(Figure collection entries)
-------------------------

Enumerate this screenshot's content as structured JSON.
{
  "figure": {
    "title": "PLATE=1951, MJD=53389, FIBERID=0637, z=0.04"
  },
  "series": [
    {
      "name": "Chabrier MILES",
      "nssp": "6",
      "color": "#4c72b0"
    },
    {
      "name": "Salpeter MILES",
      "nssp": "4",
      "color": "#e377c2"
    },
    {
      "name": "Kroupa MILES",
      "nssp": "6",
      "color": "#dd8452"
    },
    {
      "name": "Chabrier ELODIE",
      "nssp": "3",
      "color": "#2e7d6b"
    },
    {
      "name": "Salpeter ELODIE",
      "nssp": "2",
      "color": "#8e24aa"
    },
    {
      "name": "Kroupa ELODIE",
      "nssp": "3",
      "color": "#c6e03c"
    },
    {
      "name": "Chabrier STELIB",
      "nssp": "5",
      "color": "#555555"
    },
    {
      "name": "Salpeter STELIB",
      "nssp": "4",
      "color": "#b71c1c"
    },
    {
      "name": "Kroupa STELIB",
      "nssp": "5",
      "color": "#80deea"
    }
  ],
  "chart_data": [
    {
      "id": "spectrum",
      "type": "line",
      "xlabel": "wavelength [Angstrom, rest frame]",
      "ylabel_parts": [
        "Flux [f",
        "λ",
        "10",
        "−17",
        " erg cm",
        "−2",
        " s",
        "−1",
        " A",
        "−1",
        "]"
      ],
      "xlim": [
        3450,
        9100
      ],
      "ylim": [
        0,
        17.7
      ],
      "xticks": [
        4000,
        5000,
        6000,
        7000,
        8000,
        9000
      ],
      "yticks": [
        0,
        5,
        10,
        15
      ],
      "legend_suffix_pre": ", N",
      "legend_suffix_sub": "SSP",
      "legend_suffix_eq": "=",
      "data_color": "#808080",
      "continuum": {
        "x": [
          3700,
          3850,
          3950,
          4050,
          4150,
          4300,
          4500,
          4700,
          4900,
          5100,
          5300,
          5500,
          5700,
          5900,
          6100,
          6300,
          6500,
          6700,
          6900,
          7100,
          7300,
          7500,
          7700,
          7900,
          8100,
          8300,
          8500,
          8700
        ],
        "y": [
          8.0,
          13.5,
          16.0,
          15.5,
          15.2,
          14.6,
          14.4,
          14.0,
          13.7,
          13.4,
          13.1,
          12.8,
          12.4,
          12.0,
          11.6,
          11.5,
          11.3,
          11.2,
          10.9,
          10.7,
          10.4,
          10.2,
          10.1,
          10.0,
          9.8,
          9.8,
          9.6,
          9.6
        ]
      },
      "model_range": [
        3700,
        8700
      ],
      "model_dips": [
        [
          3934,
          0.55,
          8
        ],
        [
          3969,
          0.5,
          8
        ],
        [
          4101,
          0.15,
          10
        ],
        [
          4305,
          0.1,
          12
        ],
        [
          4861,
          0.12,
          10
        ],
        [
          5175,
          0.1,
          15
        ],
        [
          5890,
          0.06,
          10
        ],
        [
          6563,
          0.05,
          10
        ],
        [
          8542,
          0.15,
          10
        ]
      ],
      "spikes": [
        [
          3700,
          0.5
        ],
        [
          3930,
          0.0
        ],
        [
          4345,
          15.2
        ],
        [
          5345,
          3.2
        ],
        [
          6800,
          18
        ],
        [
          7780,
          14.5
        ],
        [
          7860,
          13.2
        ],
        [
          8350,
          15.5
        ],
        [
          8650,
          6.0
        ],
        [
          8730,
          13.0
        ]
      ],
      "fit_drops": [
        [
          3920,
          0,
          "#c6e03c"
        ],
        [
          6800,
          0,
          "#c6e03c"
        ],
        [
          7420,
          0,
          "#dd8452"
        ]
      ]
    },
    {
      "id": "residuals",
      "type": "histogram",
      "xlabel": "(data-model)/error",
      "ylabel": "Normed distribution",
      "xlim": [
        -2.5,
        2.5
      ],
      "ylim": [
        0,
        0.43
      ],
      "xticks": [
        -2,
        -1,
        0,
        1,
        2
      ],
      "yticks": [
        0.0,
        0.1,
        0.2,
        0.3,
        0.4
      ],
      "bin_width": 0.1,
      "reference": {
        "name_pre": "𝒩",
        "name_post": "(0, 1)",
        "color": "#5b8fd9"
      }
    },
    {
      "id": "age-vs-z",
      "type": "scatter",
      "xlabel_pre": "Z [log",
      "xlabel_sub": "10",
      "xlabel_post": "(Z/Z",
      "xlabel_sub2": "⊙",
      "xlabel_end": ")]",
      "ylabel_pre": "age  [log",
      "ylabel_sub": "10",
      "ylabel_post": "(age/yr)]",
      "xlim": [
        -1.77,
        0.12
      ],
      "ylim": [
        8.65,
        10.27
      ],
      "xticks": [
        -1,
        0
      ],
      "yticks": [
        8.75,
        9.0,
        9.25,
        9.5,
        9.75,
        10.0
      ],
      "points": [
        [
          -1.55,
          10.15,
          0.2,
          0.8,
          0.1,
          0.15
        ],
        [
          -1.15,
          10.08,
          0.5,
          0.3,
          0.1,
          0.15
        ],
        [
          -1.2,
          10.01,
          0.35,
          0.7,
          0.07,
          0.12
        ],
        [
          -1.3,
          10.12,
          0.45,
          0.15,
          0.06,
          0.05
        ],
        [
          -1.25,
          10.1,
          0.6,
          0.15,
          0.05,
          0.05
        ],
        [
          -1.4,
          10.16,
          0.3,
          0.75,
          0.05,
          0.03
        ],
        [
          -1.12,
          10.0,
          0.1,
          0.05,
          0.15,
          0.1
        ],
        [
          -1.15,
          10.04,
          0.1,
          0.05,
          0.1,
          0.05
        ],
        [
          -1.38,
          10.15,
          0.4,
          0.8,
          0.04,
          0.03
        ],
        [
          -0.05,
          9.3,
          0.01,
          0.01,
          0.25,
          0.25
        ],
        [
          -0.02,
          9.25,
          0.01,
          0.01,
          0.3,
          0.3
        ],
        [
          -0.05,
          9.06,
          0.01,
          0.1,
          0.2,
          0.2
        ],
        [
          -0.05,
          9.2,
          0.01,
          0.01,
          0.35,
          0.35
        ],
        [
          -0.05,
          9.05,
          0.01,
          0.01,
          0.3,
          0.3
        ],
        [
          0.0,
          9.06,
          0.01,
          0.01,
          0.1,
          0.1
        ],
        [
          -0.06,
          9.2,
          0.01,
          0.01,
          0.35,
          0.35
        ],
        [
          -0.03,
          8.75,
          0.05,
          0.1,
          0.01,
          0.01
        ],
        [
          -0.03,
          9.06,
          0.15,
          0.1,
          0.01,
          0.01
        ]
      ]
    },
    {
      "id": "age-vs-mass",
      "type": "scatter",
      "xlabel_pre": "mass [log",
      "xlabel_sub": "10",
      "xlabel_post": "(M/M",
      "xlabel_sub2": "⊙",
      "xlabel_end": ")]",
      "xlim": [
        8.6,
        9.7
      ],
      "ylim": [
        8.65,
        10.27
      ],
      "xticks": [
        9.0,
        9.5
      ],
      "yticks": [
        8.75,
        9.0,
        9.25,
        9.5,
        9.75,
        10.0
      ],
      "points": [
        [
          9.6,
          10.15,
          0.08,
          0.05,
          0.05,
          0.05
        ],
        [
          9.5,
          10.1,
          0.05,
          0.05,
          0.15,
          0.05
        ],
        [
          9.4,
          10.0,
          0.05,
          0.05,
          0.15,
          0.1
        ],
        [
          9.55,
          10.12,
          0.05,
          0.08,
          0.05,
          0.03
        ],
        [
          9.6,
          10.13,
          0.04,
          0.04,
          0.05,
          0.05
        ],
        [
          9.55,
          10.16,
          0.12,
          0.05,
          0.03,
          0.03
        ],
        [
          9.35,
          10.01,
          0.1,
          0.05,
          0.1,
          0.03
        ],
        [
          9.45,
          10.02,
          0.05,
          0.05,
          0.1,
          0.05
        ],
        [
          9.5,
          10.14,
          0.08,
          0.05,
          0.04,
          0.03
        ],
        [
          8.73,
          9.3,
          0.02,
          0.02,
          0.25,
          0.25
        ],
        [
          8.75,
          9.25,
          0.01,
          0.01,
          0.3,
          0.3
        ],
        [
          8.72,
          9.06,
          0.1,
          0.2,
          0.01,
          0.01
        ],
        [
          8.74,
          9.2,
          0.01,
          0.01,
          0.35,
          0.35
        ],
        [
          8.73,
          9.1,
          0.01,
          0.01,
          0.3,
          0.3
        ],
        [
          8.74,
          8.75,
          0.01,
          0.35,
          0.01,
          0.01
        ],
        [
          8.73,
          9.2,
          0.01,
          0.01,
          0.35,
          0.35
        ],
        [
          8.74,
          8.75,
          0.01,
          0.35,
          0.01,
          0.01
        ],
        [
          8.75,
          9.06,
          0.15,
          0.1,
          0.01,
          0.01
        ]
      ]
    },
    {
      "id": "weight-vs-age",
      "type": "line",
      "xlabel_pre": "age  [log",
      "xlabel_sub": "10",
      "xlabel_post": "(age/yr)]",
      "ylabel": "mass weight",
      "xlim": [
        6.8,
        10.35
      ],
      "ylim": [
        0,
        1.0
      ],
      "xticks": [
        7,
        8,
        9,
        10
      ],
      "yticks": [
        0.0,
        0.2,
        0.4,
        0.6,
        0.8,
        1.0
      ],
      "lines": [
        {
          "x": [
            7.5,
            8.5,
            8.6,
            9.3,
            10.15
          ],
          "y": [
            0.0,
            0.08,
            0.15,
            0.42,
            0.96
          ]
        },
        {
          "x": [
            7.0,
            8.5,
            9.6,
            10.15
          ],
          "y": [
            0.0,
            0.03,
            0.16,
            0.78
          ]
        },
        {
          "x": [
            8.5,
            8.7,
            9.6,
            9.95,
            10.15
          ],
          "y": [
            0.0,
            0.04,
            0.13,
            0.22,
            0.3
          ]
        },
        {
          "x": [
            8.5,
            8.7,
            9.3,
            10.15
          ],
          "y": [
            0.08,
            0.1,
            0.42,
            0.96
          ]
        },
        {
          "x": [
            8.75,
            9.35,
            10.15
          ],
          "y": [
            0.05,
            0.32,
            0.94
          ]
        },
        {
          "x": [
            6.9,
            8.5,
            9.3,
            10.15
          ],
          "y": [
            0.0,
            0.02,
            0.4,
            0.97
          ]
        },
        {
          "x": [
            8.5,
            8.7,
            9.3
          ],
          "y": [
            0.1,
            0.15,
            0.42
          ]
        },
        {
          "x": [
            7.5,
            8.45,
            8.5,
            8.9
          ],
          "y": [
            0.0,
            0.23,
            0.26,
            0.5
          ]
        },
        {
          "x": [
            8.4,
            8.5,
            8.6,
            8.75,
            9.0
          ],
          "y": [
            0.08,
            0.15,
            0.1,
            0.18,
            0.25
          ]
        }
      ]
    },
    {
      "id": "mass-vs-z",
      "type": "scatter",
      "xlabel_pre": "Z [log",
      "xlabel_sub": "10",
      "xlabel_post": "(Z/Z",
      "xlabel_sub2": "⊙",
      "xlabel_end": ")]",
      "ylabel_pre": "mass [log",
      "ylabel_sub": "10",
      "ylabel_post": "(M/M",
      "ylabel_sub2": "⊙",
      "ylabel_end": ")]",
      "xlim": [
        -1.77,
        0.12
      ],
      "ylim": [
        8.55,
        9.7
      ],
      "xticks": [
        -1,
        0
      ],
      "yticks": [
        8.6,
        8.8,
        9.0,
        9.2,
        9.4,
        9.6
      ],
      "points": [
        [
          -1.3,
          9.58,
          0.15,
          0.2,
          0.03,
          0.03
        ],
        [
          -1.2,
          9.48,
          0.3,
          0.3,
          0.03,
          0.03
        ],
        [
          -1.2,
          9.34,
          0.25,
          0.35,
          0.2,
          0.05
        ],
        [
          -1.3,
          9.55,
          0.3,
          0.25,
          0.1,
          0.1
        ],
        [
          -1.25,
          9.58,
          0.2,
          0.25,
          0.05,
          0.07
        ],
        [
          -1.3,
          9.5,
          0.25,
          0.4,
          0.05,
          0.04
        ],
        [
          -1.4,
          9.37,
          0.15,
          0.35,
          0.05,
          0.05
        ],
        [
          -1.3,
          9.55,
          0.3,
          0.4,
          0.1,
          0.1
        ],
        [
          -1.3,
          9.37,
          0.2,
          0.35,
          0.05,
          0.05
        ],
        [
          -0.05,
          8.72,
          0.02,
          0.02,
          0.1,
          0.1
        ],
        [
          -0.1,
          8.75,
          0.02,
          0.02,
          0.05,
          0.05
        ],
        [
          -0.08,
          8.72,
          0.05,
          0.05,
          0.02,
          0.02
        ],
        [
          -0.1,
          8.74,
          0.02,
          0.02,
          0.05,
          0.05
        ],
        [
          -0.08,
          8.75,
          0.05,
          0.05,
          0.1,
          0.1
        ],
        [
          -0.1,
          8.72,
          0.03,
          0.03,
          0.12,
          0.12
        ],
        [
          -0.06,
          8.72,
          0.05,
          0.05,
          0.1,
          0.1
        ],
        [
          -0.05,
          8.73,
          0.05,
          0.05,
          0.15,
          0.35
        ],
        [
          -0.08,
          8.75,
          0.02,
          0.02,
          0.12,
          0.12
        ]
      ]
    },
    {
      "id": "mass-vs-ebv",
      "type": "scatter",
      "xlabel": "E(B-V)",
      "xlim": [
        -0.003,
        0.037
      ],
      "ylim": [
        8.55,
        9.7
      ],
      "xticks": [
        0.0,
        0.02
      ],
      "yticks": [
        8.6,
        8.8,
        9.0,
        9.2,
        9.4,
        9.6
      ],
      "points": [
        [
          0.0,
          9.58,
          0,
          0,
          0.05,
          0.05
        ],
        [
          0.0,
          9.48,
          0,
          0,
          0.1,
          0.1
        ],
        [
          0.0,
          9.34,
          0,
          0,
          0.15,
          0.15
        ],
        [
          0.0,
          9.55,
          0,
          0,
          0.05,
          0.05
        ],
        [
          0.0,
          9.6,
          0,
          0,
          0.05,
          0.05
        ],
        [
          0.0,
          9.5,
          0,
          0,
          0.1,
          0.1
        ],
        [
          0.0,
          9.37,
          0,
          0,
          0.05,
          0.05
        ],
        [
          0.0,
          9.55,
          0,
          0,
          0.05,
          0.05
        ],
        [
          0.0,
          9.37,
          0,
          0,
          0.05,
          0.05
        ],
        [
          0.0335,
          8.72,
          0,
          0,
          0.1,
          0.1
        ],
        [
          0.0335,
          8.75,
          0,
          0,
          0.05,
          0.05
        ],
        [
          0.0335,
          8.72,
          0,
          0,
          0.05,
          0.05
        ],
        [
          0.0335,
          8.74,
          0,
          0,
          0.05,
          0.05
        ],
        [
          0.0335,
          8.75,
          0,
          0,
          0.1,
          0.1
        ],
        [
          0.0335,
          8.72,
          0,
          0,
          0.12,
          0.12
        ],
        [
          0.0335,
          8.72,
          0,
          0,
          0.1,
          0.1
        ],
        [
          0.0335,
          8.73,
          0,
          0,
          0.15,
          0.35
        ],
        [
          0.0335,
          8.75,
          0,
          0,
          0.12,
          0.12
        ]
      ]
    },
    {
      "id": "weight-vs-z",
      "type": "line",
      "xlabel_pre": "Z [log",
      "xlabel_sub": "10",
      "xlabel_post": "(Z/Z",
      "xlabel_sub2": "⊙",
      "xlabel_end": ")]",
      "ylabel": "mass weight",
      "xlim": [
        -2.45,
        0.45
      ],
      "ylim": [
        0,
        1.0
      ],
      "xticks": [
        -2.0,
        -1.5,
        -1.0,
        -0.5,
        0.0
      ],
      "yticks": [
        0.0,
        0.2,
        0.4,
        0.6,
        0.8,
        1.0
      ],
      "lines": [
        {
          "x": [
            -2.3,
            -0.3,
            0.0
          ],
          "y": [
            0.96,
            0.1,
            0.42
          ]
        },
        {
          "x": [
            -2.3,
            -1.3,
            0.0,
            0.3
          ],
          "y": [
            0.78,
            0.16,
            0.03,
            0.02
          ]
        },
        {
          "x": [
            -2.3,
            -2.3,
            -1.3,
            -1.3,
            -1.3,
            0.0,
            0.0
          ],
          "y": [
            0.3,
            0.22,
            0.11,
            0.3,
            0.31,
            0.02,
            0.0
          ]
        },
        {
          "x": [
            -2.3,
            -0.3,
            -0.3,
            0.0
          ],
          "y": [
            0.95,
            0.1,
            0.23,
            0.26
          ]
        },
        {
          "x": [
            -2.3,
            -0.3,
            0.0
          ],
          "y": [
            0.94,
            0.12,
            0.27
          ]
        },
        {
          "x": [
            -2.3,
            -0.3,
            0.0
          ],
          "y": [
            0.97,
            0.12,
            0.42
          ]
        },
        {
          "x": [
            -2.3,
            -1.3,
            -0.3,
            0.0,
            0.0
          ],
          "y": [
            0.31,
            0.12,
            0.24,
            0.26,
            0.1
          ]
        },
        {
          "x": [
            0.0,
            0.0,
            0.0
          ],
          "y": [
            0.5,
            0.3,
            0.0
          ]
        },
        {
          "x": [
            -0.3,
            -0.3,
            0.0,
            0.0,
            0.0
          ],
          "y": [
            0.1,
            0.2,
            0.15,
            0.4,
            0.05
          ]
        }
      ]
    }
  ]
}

-------------------------

# PROBLEM STATEMENT
Track down every line holding the string "ELODIE" and copy it.

# EXPECTED ANSWER
      "name": "Chabrier ELODIE",
      "name": "Salpeter ELODIE",
      "name": "Kroupa ELODIE",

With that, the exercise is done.